Recorded data
----

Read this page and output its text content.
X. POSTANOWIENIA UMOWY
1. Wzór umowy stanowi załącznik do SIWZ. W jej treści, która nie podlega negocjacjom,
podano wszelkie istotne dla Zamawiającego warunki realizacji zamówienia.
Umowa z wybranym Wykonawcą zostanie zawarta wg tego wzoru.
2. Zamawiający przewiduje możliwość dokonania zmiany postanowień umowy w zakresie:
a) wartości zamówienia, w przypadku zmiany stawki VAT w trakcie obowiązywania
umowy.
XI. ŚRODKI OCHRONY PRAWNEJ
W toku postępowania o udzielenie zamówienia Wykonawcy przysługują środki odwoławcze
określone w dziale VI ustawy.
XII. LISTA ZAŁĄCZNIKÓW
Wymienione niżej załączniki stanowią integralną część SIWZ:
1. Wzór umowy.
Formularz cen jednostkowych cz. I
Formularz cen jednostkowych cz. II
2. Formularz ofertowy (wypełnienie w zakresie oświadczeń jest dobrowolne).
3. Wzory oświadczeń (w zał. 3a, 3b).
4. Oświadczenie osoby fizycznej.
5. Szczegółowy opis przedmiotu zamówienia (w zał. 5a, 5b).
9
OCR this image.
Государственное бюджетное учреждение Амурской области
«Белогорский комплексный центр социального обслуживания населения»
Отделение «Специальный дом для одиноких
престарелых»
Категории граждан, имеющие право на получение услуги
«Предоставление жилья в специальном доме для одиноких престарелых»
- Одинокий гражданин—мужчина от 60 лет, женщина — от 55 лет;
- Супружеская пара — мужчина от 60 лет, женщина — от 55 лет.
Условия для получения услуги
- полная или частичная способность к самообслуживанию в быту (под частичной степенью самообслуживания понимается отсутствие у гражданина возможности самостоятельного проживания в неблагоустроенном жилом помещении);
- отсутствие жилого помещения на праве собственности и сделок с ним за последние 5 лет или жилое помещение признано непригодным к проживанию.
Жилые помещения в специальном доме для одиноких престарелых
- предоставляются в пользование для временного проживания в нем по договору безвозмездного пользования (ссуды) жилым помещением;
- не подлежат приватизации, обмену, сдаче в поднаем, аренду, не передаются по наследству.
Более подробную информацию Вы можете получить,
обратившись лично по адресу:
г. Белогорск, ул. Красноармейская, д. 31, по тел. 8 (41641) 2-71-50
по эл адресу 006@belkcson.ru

----

● **Short problem**: Search the entries for "женщина" and copy out each line that has it.

● **Exercise output**:
- Одинокий гражданин—мужчина от 60 лет, женщина — от 55 лет;
- Супружеская пара — мужчина от 60 лет, женщина — от 55 лет.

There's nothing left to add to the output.